(Records to use Opens)

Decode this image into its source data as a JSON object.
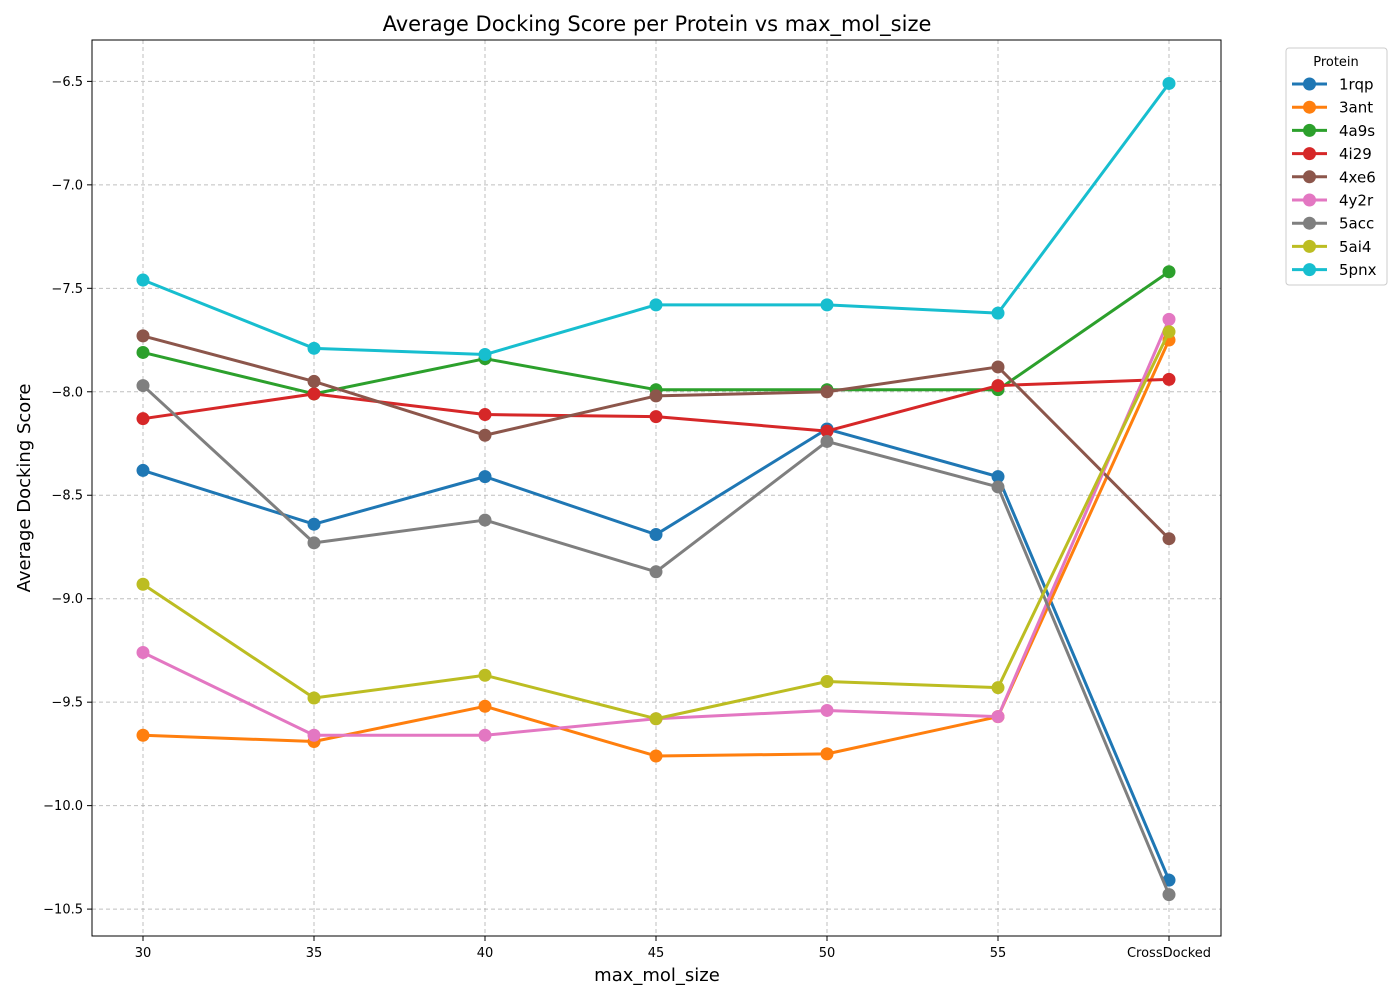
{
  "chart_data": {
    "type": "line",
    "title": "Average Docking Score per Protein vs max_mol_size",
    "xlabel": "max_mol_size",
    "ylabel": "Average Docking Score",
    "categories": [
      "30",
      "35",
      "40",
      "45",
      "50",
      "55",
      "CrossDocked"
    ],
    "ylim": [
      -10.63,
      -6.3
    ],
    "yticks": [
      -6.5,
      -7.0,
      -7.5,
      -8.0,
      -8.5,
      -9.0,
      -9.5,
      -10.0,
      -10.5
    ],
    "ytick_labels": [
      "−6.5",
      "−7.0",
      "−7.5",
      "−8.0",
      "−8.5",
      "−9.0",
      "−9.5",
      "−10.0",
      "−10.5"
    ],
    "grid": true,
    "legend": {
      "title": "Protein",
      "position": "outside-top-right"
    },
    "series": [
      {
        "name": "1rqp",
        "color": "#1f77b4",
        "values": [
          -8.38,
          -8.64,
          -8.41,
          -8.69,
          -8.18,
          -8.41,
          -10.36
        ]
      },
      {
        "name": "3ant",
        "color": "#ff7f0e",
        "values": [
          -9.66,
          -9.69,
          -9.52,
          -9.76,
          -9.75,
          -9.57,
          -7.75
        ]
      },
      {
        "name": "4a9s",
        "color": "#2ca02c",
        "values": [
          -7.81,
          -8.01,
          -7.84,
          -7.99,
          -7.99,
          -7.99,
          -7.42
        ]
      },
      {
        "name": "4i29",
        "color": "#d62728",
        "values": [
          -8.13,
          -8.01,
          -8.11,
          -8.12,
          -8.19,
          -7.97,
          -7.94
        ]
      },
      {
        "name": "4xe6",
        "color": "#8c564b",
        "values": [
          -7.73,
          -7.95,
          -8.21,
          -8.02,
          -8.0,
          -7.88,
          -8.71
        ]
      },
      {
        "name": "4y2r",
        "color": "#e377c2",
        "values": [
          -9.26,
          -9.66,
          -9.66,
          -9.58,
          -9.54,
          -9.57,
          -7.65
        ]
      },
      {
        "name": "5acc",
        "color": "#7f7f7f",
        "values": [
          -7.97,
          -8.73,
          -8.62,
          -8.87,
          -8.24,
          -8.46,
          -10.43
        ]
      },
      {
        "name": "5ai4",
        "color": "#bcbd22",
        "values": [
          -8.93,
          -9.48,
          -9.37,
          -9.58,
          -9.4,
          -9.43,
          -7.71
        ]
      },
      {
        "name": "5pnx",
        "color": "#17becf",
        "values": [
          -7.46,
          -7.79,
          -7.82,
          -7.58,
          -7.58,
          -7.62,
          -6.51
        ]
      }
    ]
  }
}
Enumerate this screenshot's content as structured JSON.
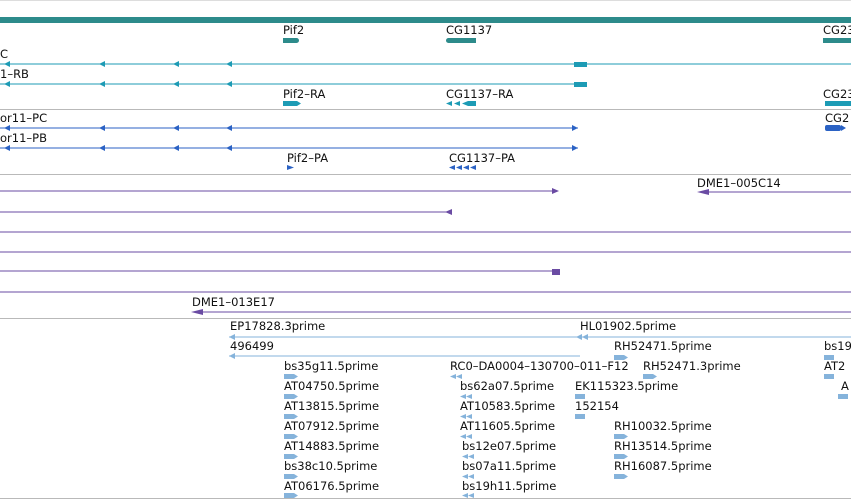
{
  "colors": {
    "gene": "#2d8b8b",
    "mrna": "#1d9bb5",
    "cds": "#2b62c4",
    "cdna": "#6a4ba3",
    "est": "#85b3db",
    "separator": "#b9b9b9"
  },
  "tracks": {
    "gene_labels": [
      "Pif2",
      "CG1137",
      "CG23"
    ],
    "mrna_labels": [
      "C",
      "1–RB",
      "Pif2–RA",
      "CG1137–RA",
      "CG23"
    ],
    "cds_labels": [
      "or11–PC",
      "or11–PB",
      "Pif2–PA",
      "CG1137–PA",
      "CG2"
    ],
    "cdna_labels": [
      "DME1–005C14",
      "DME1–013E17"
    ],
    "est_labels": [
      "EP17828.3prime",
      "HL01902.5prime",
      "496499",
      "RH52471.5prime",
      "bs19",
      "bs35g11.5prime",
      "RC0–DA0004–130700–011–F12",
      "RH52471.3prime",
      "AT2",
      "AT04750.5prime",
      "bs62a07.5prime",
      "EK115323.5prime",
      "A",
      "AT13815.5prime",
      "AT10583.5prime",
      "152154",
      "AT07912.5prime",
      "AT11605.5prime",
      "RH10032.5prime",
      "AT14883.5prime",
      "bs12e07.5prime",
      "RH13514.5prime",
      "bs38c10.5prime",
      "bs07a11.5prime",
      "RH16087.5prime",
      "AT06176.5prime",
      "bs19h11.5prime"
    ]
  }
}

(Records to use Closes)
(Records to use Opens)

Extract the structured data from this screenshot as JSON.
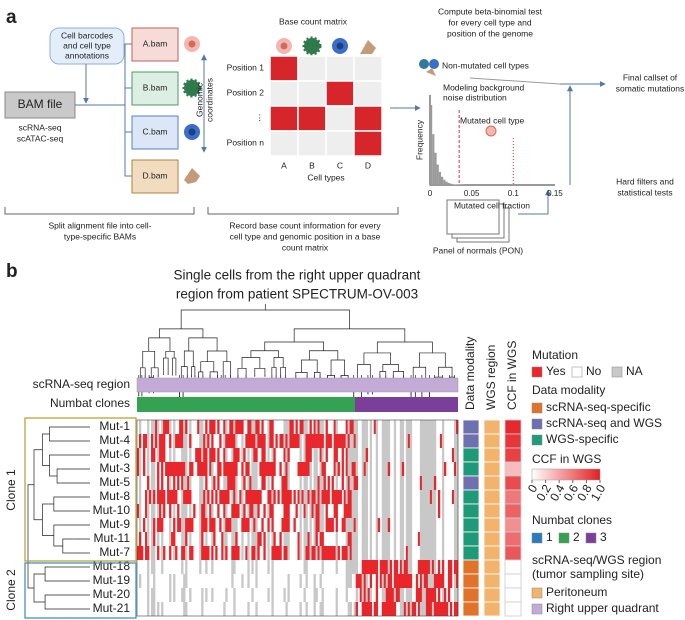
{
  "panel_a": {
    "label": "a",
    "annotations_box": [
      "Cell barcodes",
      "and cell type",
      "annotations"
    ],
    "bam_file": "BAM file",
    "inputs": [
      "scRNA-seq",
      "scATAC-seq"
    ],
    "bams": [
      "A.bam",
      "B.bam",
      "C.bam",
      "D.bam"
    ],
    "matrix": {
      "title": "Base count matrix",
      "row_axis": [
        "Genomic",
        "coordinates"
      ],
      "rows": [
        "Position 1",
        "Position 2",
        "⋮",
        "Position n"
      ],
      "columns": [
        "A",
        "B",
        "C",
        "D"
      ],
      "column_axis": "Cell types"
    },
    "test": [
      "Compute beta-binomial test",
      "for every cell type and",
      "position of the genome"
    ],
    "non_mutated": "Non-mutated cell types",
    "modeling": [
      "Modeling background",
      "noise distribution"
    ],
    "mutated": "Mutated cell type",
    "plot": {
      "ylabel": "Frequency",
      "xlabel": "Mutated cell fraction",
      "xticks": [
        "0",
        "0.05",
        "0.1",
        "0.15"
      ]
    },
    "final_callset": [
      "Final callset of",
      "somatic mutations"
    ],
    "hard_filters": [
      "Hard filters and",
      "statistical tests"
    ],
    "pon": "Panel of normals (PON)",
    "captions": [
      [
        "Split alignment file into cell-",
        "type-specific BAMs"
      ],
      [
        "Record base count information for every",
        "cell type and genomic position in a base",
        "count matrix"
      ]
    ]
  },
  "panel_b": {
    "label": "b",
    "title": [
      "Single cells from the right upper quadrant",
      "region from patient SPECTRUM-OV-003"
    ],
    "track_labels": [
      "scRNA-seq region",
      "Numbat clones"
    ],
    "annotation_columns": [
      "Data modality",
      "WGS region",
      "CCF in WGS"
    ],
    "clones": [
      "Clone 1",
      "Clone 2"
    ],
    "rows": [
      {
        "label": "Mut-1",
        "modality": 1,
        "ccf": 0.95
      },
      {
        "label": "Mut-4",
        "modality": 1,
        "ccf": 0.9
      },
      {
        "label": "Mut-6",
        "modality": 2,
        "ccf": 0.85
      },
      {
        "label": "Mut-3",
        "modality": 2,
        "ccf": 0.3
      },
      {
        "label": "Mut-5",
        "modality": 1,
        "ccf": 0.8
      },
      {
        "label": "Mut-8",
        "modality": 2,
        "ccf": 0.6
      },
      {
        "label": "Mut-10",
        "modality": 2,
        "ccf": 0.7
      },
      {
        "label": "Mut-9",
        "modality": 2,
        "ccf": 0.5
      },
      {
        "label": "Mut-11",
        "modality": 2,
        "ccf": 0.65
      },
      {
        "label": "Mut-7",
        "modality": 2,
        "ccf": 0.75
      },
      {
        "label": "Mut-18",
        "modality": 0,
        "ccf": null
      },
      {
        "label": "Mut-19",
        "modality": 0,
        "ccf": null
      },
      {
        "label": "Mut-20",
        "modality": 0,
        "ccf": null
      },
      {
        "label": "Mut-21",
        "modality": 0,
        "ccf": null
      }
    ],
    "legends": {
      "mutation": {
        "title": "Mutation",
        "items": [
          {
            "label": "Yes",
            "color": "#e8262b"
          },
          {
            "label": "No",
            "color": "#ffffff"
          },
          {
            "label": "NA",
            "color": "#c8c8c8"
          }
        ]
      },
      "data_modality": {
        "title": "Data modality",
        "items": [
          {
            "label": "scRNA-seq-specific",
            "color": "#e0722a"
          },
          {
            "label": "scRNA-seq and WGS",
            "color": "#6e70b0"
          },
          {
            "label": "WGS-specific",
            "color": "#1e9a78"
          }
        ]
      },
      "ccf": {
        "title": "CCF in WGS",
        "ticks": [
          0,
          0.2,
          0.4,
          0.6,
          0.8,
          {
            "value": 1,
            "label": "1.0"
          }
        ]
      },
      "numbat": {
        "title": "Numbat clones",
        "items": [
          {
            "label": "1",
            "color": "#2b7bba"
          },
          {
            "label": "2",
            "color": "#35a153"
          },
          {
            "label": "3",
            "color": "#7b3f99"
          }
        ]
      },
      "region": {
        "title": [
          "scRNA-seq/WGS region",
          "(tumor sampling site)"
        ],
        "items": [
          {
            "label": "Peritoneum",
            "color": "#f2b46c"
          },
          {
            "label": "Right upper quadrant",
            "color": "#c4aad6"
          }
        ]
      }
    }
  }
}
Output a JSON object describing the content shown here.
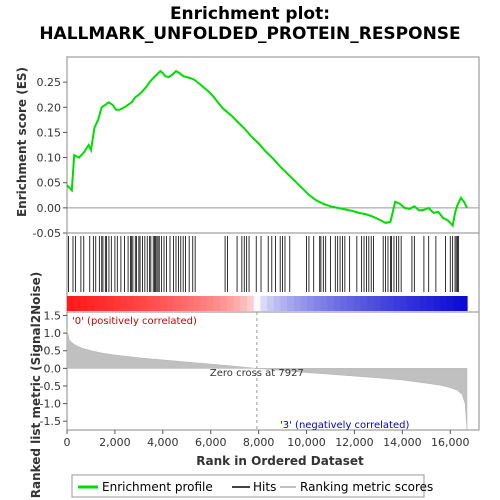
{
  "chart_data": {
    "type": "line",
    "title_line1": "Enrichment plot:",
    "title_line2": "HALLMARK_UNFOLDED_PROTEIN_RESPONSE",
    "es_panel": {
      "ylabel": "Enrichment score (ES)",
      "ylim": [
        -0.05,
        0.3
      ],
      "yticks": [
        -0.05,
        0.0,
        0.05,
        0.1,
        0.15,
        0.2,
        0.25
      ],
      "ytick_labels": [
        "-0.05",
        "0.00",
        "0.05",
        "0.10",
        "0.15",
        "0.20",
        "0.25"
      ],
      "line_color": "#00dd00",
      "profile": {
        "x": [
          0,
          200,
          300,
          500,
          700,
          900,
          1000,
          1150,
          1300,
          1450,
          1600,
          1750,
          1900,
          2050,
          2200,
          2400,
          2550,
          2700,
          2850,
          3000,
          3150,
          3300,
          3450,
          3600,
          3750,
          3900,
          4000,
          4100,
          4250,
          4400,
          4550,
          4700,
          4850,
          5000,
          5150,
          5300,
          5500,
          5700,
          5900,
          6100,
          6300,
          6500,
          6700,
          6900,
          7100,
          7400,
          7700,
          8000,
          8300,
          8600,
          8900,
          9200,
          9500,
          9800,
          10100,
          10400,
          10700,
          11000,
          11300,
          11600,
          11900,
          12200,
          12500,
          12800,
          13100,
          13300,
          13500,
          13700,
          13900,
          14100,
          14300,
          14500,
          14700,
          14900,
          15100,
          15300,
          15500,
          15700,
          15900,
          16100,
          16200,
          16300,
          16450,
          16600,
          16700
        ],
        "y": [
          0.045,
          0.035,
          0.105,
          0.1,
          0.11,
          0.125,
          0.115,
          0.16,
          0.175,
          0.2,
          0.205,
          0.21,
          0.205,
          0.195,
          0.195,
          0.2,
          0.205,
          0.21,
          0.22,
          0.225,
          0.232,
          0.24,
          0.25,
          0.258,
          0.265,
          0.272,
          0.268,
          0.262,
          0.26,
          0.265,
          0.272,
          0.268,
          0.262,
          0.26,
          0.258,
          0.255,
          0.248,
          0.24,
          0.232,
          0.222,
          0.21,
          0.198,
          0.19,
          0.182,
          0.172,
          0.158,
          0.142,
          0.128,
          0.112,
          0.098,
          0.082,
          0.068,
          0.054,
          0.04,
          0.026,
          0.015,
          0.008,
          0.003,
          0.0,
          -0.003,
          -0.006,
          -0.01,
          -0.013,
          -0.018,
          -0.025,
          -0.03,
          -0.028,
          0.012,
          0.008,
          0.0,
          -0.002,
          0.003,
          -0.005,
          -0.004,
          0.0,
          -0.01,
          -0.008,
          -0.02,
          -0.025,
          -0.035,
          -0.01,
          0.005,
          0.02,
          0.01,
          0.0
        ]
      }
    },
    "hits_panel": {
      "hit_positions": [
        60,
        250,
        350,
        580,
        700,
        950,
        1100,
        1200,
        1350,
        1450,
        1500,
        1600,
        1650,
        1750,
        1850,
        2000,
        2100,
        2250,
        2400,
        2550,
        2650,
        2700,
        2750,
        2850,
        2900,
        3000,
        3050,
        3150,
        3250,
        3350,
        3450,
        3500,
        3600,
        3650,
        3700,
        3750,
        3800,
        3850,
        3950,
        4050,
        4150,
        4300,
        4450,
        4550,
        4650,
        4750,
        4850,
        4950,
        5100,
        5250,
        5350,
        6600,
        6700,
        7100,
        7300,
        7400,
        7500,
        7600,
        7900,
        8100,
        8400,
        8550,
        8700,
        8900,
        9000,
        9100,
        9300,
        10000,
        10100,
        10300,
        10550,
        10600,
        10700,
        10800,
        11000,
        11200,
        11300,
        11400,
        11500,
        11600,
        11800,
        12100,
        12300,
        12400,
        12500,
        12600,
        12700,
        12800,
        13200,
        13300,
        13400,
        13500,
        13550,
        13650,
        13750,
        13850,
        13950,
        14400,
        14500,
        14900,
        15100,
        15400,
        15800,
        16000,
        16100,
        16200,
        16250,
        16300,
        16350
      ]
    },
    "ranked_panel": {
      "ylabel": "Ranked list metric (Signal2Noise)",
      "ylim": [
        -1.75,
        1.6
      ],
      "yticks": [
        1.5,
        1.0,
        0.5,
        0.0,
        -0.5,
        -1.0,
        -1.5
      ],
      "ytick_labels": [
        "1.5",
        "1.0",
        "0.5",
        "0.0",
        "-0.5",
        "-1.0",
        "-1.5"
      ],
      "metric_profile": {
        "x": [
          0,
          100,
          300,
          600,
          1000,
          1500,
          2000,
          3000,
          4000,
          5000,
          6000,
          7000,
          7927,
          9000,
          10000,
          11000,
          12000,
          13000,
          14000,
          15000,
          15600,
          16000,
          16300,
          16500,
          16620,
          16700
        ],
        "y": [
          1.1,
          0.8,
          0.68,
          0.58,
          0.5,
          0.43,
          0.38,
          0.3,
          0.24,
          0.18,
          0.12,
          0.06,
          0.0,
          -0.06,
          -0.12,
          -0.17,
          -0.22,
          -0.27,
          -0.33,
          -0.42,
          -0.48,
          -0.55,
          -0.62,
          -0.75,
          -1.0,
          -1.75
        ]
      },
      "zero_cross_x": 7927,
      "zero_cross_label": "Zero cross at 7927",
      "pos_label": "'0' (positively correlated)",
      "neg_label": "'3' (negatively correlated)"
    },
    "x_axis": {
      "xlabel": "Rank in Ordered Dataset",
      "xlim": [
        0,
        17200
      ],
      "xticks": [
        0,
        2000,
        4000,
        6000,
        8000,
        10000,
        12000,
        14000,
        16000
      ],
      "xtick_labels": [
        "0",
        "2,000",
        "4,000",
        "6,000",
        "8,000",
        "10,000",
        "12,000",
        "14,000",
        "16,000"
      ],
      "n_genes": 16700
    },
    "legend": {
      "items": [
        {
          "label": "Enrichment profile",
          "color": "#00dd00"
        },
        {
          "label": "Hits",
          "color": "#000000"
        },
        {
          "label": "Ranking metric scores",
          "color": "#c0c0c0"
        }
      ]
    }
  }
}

(Records to use Closes)

§ **Problem**: Match on "scRNA": copy every line in the records that has it.

§ **Answer section**:
      "scRNA-seq",
      "scRNA-seq region",
            "label": "scRNA-seq-specific",
            "label": "scRNA-seq and WGS",
          "scRNA-seq/WGS region",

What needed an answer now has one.